[Extracted data entries]
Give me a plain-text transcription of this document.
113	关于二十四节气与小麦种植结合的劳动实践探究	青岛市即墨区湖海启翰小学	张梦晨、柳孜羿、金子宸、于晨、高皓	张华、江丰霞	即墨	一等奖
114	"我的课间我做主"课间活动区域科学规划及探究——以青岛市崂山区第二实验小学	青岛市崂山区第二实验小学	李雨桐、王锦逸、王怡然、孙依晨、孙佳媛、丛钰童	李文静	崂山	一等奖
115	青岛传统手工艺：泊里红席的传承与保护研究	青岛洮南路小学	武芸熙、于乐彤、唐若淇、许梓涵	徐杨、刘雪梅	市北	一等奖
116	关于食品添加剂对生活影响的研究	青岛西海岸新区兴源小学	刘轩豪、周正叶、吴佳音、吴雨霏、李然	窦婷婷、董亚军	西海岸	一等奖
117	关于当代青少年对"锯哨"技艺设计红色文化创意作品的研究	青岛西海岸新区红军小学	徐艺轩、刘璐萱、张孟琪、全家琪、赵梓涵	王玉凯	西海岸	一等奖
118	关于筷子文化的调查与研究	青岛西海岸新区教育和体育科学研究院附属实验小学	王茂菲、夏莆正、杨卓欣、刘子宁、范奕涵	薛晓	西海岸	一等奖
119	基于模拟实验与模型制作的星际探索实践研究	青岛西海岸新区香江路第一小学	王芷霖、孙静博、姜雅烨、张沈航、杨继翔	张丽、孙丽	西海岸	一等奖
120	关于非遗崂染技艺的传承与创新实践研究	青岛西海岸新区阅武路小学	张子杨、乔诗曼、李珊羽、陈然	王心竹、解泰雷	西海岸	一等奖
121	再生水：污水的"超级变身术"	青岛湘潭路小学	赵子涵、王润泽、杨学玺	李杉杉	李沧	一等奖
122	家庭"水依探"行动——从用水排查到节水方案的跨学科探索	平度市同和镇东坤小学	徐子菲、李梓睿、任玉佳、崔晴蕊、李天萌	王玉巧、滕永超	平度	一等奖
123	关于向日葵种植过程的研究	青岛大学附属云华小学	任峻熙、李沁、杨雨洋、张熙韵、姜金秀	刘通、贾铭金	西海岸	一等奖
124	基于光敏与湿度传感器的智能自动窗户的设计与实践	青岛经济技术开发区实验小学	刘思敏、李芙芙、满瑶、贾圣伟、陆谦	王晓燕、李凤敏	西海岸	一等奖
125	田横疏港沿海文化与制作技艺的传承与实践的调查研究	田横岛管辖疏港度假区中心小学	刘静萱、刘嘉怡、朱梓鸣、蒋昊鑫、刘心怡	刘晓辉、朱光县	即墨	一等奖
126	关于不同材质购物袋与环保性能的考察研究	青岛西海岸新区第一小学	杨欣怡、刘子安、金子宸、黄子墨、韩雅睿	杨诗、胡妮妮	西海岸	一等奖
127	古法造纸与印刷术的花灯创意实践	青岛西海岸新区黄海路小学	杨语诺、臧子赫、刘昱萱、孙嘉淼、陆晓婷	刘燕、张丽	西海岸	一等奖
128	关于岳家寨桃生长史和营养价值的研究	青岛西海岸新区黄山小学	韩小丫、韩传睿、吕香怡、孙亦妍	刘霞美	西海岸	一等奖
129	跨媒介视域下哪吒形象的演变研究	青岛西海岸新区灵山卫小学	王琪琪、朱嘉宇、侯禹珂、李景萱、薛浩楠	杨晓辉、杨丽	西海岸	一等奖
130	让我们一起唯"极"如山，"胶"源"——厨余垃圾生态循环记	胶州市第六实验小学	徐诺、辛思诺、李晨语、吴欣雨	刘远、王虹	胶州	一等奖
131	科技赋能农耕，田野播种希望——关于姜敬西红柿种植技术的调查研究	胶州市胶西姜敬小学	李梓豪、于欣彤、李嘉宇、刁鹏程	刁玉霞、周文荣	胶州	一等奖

_What needs to be done_
Return every entry exactly as given.

_Exercise output_
Give me a plain-text transcription of this document.
113	关于二十四节气与小麦种植结合的劳动实践探究	青岛市即墨区湖海启翰小学	张梦晨、柳孜羿、金子宸、于晨、高皓	张华、江丰霞	即墨	一等奖
114	"我的课间我做主"课间活动区域科学规划及探究——以青岛市崂山区第二实验小学	青岛市崂山区第二实验小学	李雨桐、王锦逸、王怡然、孙依晨、孙佳媛、丛钰童	李文静	崂山	一等奖
115	青岛传统手工艺：泊里红席的传承与保护研究	青岛洮南路小学	武芸熙、于乐彤、唐若淇、许梓涵	徐杨、刘雪梅	市北	一等奖
116	关于食品添加剂对生活影响的研究	青岛西海岸新区兴源小学	刘轩豪、周正叶、吴佳音、吴雨霏、李然	窦婷婷、董亚军	西海岸	一等奖
117	关于当代青少年对"锯哨"技艺设计红色文化创意作品的研究	青岛西海岸新区红军小学	徐艺轩、刘璐萱、张孟琪、全家琪、赵梓涵	王玉凯	西海岸	一等奖
118	关于筷子文化的调查与研究	青岛西海岸新区教育和体育科学研究院附属实验小学	王茂菲、夏莆正、杨卓欣、刘子宁、范奕涵	薛晓	西海岸	一等奖
119	基于模拟实验与模型制作的星际探索实践研究	青岛西海岸新区香江路第一小学	王芷霖、孙静博、姜雅烨、张沈航、杨继翔	张丽、孙丽	西海岸	一等奖
120	关于非遗崂染技艺的传承与创新实践研究	青岛西海岸新区阅武路小学	张子杨、乔诗曼、李珊羽、陈然	王心竹、解泰雷	西海岸	一等奖
121	再生水：污水的"超级变身术"	青岛湘潭路小学	赵子涵、王润泽、杨学玺	李杉杉	李沧	一等奖
122	家庭"水依探"行动——从用水排查到节水方案的跨学科探索	平度市同和镇东坤小学	徐子菲、李梓睿、任玉佳、崔晴蕊、李天萌	王玉巧、滕永超	平度	一等奖
123	关于向日葵种植过程的研究	青岛大学附属云华小学	任峻熙、李沁、杨雨洋、张熙韵、姜金秀	刘通、贾铭金	西海岸	一等奖
124	基于光敏与湿度传感器的智能自动窗户的设计与实践	青岛经济技术开发区实验小学	刘思敏、李芙芙、满瑶、贾圣伟、陆谦	王晓燕、李凤敏	西海岸	一等奖
125	田横疏港沿海文化与制作技艺的传承与实践的调查研究	田横岛管辖疏港度假区中心小学	刘静萱、刘嘉怡、朱梓鸣、蒋昊鑫、刘心怡	刘晓辉、朱光县	即墨	一等奖
126	关于不同材质购物袋与环保性能的考察研究	青岛西海岸新区第一小学	杨欣怡、刘子安、金子宸、黄子墨、韩雅睿	杨诗、胡妮妮	西海岸	一等奖
127	古法造纸与印刷术的花灯创意实践	青岛西海岸新区黄海路小学	杨语诺、臧子赫、刘昱萱、孙嘉淼、陆晓婷	刘燕、张丽	西海岸	一等奖
128	关于岳家寨桃生长史和营养价值的研究	青岛西海岸新区黄山小学	韩小丫、韩传睿、吕香怡、孙亦妍	刘霞美	西海岸	一等奖
129	跨媒介视域下哪吒形象的演变研究	青岛西海岸新区灵山卫小学	王琪琪、朱嘉宇、侯禹珂、李景萱、薛浩楠	杨晓辉、杨丽	西海岸	一等奖
130	让我们一起唯"极"如山，"胶"源"——厨余垃圾生态循环记	胶州市第六实验小学	徐诺、辛思诺、李晨语、吴欣雨	刘远、王虹	胶州	一等奖
131	科技赋能农耕，田野播种希望——关于姜敬西红柿种植技术的调查研究	胶州市胶西姜敬小学	李梓豪、于欣彤、李嘉宇、刁鹏程	刁玉霞、周文荣	胶州	一等奖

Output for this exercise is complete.